Task statement ▸
Check each line of the entries below for the string "Support" and state how many lines have it, with no other text.

Extracted information ▸
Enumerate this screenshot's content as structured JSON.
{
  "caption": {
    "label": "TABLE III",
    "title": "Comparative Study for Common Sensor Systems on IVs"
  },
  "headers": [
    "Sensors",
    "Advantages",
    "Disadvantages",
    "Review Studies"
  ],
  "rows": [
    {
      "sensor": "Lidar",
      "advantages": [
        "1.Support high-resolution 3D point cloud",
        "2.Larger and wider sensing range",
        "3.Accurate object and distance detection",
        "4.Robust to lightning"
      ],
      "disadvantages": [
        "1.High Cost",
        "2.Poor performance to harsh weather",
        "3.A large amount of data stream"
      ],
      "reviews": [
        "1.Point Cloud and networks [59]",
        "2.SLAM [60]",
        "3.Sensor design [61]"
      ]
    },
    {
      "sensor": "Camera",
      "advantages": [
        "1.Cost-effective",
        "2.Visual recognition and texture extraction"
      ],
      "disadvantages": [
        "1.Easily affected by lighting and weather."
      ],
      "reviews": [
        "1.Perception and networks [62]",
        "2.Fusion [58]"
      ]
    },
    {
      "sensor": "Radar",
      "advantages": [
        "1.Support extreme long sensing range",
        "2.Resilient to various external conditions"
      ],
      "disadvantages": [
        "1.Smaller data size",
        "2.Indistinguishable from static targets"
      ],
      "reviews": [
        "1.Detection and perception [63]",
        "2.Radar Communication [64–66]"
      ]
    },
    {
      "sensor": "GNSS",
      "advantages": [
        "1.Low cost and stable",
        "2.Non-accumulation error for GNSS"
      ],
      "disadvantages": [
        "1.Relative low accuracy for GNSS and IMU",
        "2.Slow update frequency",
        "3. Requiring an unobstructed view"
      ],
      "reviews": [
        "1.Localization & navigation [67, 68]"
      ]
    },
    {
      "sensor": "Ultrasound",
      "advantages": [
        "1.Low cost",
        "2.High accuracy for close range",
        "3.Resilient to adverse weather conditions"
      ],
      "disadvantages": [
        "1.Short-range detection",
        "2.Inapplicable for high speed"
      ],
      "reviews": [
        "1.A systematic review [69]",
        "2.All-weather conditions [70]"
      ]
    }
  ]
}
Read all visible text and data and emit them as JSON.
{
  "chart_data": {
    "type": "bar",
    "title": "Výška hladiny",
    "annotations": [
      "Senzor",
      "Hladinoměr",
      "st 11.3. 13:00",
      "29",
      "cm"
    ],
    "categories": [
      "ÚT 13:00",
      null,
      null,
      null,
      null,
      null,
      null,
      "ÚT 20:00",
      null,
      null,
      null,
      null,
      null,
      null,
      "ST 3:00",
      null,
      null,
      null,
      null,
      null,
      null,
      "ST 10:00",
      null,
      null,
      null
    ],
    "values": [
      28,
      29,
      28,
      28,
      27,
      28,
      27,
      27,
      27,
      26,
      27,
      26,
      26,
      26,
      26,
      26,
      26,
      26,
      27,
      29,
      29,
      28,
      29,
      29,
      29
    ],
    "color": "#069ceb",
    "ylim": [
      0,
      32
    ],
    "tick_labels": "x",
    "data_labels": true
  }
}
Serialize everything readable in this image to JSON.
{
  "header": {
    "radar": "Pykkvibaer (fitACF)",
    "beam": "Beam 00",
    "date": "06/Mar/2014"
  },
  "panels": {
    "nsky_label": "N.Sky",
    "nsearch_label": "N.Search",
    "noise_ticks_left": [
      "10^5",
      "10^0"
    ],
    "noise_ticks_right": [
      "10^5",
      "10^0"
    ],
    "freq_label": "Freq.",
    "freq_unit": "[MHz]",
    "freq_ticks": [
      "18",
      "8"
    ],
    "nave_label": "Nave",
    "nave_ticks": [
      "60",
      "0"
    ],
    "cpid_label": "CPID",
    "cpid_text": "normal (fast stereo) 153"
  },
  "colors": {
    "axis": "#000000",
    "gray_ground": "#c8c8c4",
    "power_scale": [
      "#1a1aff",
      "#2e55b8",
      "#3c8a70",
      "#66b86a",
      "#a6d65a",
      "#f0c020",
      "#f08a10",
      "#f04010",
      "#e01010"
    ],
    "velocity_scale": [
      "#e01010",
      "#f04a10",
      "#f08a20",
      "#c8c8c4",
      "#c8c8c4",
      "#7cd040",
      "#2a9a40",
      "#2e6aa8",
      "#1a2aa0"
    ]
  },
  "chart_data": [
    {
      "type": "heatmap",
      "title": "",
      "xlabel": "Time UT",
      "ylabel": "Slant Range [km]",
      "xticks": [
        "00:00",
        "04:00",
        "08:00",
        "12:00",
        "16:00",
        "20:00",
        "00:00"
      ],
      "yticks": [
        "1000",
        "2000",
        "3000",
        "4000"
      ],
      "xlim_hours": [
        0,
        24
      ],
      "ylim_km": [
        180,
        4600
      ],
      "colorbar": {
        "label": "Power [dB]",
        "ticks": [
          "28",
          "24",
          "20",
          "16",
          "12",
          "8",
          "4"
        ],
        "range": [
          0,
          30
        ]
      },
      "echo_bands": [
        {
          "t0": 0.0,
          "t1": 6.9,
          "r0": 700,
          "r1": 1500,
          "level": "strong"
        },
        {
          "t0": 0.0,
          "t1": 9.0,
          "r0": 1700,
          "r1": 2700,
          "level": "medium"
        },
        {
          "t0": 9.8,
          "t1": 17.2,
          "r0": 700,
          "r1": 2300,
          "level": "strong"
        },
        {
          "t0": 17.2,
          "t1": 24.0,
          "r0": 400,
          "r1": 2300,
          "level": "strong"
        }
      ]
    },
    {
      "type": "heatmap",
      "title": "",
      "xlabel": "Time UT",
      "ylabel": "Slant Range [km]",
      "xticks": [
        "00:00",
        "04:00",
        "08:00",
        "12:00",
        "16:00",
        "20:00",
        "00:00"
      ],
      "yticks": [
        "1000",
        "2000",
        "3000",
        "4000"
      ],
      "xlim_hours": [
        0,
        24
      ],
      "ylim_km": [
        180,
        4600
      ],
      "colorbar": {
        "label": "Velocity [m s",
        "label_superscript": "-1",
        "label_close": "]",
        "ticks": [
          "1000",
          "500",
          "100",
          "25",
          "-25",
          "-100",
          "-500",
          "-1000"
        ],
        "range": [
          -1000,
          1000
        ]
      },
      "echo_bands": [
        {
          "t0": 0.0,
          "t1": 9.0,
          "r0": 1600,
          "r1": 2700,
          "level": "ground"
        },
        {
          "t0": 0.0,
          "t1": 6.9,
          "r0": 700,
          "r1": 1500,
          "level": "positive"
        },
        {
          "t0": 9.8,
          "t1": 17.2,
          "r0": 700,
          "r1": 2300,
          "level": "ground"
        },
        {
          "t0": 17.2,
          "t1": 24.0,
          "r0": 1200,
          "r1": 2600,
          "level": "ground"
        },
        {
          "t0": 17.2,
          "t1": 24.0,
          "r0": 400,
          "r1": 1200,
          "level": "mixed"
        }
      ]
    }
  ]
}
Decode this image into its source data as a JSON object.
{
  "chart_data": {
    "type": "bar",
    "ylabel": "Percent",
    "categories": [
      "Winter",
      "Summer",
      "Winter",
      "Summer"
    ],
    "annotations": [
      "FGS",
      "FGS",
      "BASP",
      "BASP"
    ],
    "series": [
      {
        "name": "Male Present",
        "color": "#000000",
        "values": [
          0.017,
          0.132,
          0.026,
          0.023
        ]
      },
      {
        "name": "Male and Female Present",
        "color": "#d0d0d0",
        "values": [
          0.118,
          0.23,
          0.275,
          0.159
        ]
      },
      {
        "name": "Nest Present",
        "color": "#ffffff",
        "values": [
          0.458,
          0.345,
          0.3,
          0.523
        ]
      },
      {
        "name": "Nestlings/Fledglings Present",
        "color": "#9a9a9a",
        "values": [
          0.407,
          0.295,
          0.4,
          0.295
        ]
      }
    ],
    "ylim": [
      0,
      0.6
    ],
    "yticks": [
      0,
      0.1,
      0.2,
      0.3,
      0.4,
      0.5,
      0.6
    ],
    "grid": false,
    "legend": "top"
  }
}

Written response ▸
2